Goal
The answer is one number: how many lines hold the string "values".

——

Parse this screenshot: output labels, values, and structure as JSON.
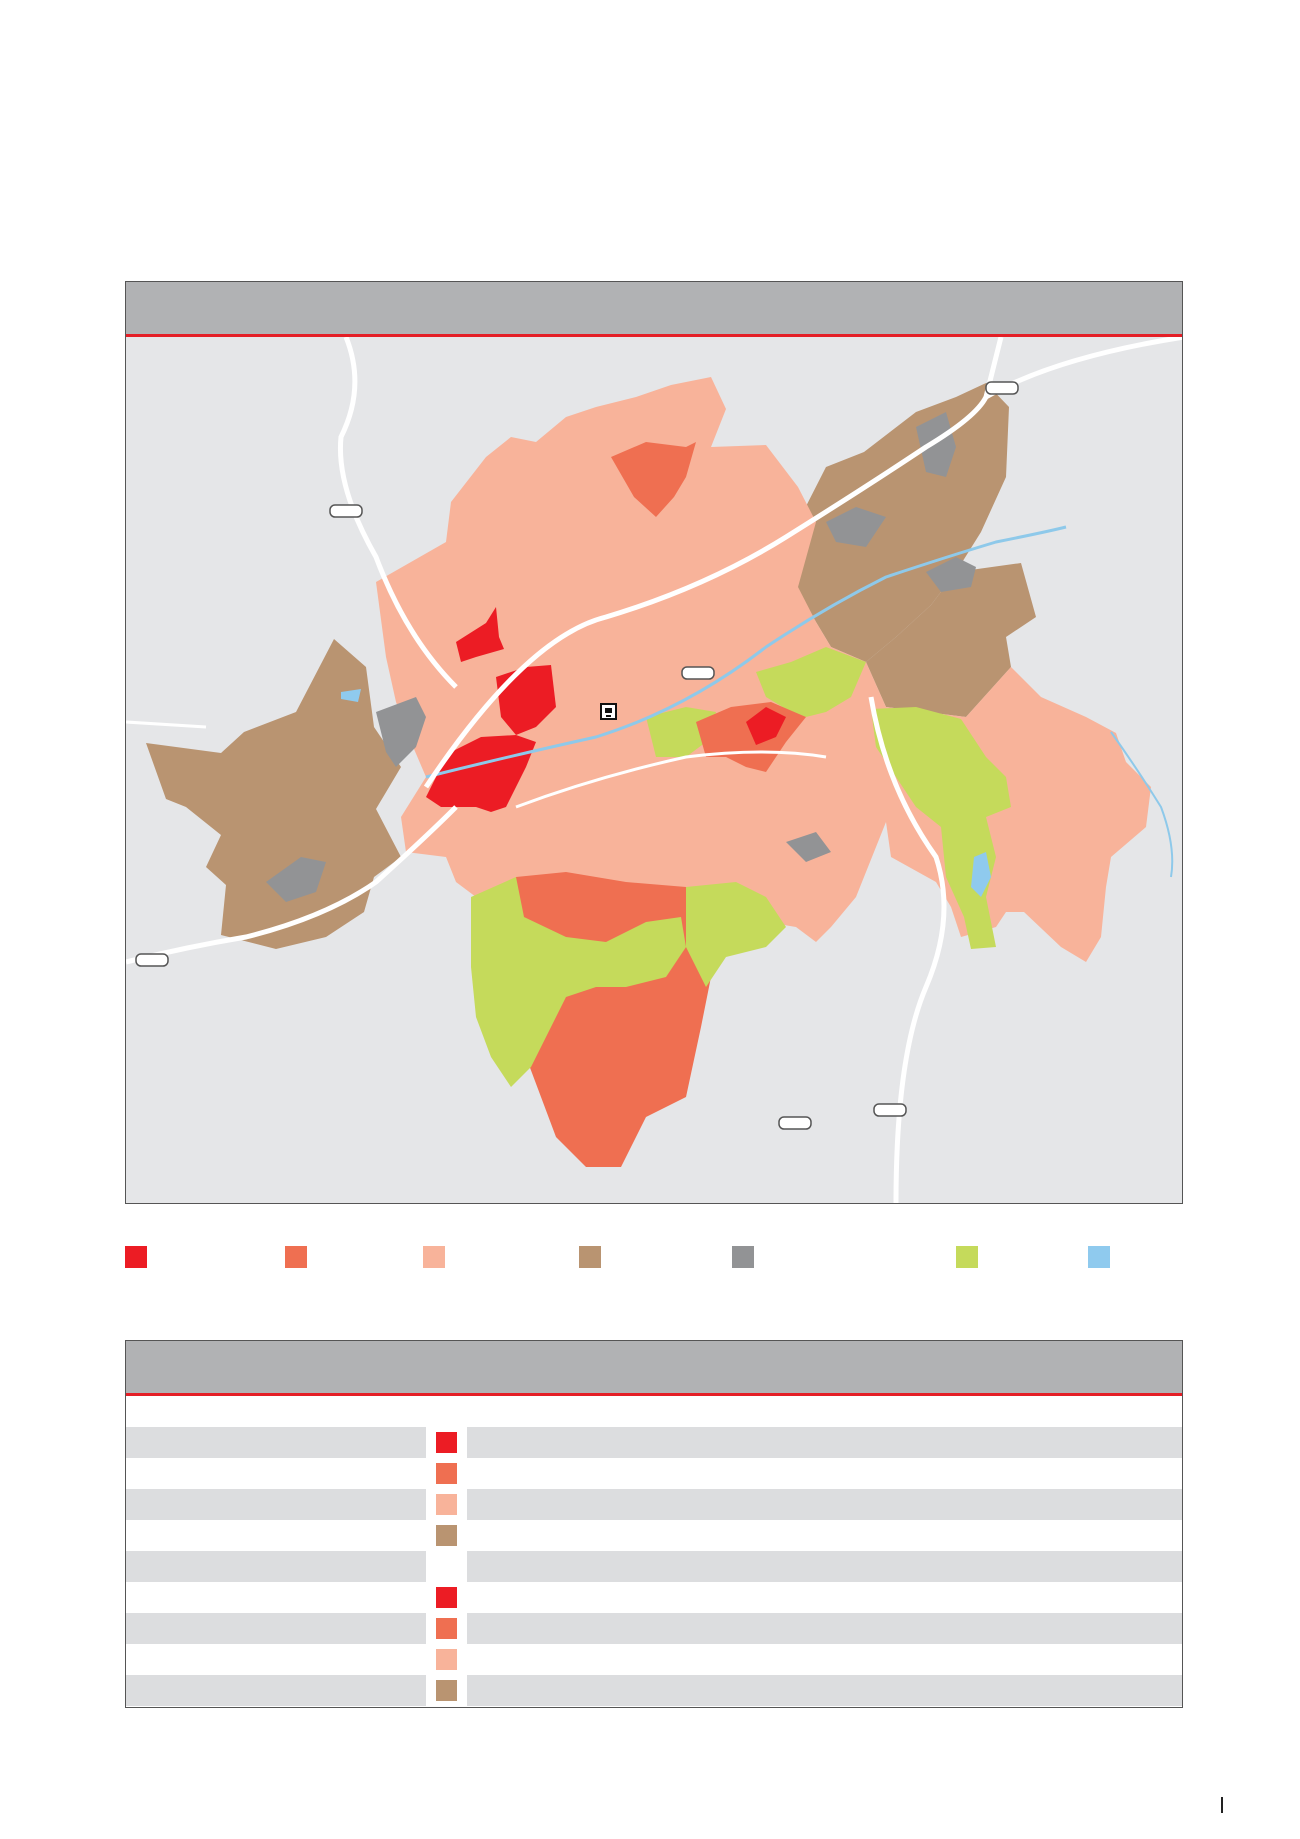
{
  "colors": {
    "accent_line": "#e41e26",
    "header_gray": "#b1b2b4",
    "map_background": "#e5e6e8",
    "road": "#ffffff",
    "river": "#8ec9ea",
    "zone_red": "#ec1c24",
    "zone_orange": "#ef6f51",
    "zone_salmon": "#f8b39a",
    "zone_brown": "#b99471",
    "zone_gray": "#929395",
    "zone_green": "#c5da5b",
    "zone_water": "#8fcaee"
  },
  "legend": [
    {
      "swatch": "zone_red",
      "label": ""
    },
    {
      "swatch": "zone_orange",
      "label": ""
    },
    {
      "swatch": "zone_salmon",
      "label": ""
    },
    {
      "swatch": "zone_brown",
      "label": ""
    },
    {
      "swatch": "zone_gray",
      "label": ""
    },
    {
      "swatch": "zone_green",
      "label": ""
    },
    {
      "swatch": "zone_water",
      "label": ""
    }
  ],
  "table": {
    "rows": [
      {
        "swatch": "zone_red",
        "shaded": true
      },
      {
        "swatch": "zone_orange",
        "shaded": false
      },
      {
        "swatch": "zone_salmon",
        "shaded": true
      },
      {
        "swatch": "zone_brown",
        "shaded": false
      },
      {
        "swatch": "",
        "shaded": true
      },
      {
        "swatch": "zone_red",
        "shaded": false
      },
      {
        "swatch": "zone_orange",
        "shaded": true
      },
      {
        "swatch": "zone_salmon",
        "shaded": false
      },
      {
        "swatch": "zone_brown",
        "shaded": true
      }
    ]
  },
  "icons": {
    "station": "train-station-icon",
    "road_shield": "road-shield-icon"
  }
}
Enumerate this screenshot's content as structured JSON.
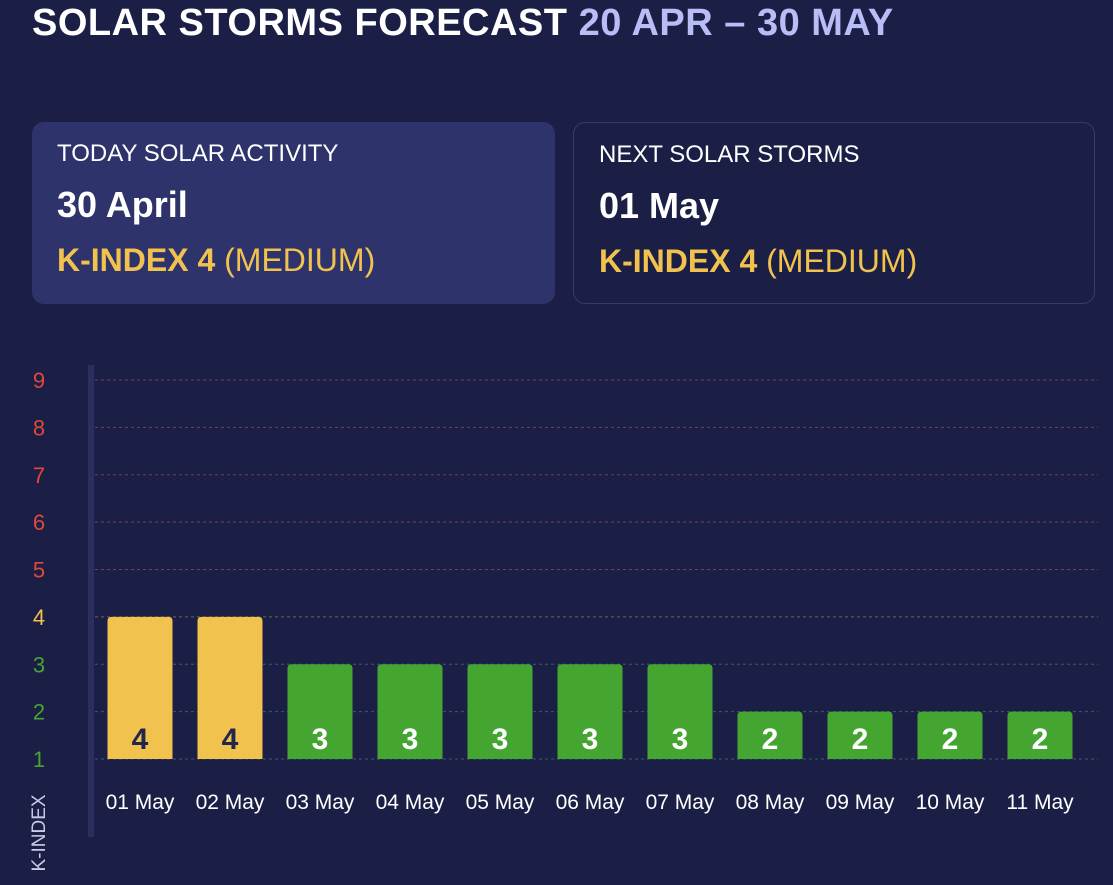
{
  "header": {
    "title": "SOLAR STORMS FORECAST",
    "range": "20 APR – 30 MAY"
  },
  "today_card": {
    "label": "TODAY SOLAR ACTIVITY",
    "date": "30 April",
    "kindex": "K-INDEX 4",
    "level": "(MEDIUM)"
  },
  "next_card": {
    "label": "NEXT SOLAR STORMS",
    "date": "01 May",
    "kindex": "K-INDEX 4",
    "level": "(MEDIUM)"
  },
  "colors": {
    "background": "#1b1f45",
    "card_active": "#2e346b",
    "medium": "#f2c24f",
    "low": "#45a531",
    "high": "#e0483b"
  },
  "chart_data": {
    "type": "bar",
    "ylabel": "K-INDEX",
    "xlabel": "",
    "title": "",
    "ylim": [
      1,
      9
    ],
    "yticks": [
      "1",
      "2",
      "3",
      "4",
      "5",
      "6",
      "7",
      "8",
      "9"
    ],
    "categories": [
      "01 May",
      "02 May",
      "03 May",
      "04 May",
      "05 May",
      "06 May",
      "07 May",
      "08 May",
      "09 May",
      "10 May",
      "11 May"
    ],
    "values": [
      4,
      4,
      3,
      3,
      3,
      3,
      3,
      2,
      2,
      2,
      2
    ],
    "grid": true,
    "legend": "none"
  }
}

——

Complete output
2